Document page entries with text
·····

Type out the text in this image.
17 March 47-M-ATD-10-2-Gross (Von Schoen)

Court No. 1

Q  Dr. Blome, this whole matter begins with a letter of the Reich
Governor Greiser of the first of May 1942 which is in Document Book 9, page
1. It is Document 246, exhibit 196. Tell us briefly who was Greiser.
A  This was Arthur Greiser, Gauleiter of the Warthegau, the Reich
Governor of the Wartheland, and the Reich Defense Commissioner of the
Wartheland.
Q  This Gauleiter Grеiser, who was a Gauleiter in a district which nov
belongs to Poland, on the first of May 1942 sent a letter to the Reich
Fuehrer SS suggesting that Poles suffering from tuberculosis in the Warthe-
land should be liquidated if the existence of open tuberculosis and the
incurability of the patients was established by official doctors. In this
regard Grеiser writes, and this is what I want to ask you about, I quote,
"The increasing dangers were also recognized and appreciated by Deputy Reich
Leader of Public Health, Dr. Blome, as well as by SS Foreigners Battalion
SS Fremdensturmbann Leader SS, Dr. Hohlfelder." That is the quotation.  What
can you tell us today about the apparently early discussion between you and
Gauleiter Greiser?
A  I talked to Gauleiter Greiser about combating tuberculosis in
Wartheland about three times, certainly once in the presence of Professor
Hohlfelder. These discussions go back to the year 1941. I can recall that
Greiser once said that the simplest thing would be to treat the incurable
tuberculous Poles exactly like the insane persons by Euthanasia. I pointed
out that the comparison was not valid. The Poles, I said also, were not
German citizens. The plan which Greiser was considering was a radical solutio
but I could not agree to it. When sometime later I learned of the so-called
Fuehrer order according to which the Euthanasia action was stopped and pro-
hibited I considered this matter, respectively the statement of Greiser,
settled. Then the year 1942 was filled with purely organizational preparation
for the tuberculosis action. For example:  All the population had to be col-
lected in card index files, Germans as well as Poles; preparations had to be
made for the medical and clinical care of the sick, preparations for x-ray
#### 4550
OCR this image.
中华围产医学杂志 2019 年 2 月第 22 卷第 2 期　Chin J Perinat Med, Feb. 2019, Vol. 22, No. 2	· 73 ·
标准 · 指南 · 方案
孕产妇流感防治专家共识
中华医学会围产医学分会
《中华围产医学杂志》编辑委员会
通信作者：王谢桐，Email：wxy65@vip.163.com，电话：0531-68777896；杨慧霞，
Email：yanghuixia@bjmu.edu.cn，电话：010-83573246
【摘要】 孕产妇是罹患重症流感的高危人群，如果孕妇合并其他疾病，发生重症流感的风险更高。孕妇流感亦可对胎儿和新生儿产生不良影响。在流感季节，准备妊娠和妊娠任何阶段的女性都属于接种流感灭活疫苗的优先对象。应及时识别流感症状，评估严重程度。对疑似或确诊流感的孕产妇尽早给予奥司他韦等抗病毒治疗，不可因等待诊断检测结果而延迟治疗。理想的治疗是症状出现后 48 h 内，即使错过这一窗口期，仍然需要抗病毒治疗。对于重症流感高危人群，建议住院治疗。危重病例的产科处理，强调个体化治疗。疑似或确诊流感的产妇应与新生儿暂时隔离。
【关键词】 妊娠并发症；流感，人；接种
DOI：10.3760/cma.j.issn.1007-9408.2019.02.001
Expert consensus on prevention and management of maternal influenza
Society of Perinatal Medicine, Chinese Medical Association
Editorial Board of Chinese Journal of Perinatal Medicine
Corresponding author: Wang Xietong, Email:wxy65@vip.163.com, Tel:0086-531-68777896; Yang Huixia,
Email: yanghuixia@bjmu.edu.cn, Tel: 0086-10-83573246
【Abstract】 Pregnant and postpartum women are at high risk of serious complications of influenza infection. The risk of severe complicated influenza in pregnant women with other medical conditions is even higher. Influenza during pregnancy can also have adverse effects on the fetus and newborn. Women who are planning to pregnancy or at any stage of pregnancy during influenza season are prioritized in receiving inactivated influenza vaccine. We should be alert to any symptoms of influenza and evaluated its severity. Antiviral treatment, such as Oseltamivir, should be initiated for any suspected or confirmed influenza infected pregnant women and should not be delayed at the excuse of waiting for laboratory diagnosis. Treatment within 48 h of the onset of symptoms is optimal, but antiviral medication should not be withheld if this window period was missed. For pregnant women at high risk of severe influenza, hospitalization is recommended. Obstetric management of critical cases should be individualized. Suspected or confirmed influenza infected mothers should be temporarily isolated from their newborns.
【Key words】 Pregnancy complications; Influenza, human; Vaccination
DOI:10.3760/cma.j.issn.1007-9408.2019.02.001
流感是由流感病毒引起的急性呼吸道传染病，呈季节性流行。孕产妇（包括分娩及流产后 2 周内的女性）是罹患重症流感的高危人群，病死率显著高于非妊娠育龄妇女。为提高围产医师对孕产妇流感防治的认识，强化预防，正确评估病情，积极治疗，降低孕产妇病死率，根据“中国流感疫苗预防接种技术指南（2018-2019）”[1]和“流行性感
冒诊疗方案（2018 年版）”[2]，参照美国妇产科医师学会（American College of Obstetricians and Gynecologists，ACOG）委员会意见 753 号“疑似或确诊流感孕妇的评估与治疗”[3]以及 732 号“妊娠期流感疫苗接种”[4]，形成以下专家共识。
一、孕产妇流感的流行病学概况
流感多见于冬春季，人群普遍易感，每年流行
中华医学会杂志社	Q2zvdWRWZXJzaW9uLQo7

·····

TRY IT: Filter the entries above and return only the lines holding "said".

RESPONSE TO THE TASK:
Greiser once said that the simplest thing would be to treat the incurable
out that the comparison was not valid. The Poles, I said also, were not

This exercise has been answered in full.